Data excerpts
☆ ☆ ☆ ☆ ☆

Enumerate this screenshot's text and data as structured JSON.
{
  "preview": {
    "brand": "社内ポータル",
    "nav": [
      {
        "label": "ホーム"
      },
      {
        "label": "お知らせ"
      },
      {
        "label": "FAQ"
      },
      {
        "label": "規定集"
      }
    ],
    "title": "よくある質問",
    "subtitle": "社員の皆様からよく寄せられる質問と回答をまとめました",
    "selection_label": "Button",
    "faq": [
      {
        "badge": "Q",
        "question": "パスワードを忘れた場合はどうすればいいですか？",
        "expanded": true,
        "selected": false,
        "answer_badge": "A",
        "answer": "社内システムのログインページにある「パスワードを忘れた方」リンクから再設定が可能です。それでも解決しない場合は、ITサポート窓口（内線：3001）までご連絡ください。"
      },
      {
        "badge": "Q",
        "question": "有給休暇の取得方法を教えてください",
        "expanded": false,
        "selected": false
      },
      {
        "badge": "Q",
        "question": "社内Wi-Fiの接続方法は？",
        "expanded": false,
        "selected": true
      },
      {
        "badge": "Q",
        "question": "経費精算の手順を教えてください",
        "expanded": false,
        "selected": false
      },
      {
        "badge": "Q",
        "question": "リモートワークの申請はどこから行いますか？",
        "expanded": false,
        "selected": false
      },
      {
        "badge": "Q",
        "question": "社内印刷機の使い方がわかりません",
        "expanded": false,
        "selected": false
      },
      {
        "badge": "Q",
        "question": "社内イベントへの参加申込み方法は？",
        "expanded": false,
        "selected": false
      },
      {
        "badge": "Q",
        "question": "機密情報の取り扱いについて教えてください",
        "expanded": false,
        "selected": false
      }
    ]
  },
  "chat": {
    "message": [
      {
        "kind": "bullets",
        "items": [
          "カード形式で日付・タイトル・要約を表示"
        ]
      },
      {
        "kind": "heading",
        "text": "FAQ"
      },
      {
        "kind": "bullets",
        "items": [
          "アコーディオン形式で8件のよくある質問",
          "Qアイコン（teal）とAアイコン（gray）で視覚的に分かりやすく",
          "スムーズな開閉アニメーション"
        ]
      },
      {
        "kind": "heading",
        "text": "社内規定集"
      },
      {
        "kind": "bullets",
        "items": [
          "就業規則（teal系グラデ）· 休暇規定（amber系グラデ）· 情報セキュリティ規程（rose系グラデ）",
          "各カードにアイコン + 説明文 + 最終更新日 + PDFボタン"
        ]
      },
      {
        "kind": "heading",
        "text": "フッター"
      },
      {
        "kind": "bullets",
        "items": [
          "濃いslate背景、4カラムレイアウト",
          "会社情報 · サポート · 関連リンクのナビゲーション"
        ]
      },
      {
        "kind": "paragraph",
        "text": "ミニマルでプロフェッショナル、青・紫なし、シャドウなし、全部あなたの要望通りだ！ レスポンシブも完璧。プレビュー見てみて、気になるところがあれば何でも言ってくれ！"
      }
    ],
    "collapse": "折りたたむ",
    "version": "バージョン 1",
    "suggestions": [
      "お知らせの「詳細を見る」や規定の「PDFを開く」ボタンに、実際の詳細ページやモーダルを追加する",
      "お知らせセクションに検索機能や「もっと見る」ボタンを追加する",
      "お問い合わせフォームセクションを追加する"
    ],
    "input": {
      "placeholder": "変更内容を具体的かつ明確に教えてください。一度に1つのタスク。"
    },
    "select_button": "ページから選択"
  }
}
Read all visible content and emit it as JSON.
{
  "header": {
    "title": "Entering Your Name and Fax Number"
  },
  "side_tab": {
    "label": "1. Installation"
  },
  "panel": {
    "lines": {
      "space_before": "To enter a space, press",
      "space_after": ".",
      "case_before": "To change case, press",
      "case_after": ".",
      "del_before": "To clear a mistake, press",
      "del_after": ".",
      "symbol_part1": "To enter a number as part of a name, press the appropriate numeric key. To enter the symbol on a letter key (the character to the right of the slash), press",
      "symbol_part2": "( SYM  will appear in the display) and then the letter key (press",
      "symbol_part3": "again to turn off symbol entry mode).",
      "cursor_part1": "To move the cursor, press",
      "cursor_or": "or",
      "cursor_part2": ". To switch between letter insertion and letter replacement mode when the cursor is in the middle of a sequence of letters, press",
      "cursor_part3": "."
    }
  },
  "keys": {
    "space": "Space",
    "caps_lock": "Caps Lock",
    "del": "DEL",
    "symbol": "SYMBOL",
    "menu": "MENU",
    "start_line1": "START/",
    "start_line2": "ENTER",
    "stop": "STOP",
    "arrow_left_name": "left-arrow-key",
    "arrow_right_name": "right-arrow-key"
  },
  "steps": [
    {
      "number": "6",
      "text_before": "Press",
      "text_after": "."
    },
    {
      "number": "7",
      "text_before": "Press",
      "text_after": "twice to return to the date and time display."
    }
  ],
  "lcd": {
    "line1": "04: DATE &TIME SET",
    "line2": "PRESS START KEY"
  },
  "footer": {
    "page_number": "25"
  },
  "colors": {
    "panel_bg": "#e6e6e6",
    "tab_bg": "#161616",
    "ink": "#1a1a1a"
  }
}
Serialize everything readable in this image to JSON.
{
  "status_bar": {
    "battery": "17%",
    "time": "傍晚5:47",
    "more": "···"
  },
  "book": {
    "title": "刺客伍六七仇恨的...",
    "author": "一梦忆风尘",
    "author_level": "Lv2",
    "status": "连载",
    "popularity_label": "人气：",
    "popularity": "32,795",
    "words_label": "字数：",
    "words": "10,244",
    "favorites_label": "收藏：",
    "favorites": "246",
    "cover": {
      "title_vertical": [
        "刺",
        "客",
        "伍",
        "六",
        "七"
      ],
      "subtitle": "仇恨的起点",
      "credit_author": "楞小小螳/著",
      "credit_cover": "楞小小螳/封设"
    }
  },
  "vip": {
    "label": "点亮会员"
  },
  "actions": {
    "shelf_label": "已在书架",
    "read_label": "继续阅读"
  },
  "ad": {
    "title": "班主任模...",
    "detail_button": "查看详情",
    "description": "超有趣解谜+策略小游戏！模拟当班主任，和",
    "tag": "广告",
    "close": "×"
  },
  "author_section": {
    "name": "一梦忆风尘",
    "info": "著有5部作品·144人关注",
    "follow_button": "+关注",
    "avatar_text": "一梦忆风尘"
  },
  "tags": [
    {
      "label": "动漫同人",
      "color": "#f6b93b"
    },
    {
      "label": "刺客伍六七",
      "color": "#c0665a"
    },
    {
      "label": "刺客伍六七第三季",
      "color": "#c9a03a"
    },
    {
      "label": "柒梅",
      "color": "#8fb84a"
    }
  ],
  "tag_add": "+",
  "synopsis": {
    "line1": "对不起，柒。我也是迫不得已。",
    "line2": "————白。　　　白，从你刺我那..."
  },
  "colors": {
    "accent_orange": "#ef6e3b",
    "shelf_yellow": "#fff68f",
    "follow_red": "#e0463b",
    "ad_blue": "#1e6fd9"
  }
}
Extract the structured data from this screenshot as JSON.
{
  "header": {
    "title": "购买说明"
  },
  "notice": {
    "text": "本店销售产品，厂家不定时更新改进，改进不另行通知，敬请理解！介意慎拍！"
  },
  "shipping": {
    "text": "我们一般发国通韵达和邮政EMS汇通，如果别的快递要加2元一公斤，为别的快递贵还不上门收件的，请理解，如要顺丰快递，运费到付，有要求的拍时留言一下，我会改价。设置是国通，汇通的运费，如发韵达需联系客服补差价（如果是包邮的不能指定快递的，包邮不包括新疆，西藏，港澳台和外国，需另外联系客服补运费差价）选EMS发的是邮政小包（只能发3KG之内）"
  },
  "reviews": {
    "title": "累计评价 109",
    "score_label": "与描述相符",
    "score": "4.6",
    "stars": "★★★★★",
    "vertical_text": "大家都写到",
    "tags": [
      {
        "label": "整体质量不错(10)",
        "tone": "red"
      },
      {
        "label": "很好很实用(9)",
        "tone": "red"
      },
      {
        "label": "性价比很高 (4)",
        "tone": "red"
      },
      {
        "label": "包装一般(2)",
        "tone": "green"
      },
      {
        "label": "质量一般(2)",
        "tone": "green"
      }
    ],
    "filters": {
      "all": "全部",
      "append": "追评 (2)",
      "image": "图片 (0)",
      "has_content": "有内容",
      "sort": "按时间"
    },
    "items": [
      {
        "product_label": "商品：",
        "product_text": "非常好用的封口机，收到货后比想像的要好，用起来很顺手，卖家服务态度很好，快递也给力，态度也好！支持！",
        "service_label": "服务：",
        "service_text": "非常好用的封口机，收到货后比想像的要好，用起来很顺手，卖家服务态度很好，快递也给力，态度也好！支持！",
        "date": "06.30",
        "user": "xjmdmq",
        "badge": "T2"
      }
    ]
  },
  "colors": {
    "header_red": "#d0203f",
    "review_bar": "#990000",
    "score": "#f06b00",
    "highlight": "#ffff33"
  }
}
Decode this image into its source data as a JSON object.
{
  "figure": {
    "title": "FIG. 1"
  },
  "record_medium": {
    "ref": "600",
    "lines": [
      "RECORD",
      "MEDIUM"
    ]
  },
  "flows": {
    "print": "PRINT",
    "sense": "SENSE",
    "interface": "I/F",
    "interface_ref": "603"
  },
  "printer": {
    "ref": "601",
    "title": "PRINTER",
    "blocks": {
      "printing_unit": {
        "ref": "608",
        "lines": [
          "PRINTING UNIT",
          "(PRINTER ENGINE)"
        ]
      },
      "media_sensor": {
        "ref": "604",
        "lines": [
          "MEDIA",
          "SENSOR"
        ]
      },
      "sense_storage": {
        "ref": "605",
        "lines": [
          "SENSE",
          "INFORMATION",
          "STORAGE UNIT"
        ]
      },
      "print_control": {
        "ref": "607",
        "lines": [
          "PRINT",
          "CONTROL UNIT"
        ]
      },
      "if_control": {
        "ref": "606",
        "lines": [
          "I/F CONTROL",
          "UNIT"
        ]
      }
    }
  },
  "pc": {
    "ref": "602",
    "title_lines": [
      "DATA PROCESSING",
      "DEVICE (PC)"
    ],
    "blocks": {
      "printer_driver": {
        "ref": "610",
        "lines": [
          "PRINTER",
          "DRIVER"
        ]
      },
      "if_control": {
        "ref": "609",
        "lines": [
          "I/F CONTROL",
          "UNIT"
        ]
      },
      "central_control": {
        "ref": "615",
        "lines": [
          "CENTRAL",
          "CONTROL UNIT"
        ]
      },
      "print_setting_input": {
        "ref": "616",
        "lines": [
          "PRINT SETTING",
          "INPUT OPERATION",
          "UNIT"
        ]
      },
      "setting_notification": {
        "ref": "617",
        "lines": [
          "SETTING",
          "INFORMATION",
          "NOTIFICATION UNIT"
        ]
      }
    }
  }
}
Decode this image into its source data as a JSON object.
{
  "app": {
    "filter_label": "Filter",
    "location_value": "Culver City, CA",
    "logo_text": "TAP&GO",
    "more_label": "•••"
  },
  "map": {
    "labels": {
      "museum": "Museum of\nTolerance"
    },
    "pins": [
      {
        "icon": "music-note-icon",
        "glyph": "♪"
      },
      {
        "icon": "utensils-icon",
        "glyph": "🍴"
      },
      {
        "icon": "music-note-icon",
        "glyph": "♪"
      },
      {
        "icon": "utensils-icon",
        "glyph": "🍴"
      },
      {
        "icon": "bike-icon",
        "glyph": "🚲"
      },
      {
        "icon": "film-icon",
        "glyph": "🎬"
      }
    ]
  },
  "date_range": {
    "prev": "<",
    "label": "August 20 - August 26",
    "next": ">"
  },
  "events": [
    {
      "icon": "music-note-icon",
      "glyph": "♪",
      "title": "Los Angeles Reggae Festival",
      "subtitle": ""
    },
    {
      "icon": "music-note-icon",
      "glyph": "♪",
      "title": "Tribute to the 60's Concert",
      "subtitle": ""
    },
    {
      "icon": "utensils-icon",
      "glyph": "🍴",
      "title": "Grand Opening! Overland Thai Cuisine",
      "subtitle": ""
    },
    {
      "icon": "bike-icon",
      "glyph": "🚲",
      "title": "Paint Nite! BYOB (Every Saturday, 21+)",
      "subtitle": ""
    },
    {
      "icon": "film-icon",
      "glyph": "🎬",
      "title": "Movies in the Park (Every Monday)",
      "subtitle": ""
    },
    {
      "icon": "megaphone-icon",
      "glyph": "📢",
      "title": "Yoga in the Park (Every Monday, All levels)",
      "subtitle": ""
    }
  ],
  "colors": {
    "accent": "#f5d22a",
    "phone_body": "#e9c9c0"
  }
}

☆ ☆ ☆ ☆ ☆

▸ **PROBLEM DESCRIPTION**: Select every line where the word "JSON" occurs.

▸ **FINISHED ANSWER**:
Enumerate this screenshot's text and data as structured JSON.
Read all visible content and emit it as JSON.
Serialize everything readable in this image to JSON.
Extract the structured data from this screenshot as JSON.
Decode this image into its source data as a JSON object.
Decode this image into its source data as a JSON object.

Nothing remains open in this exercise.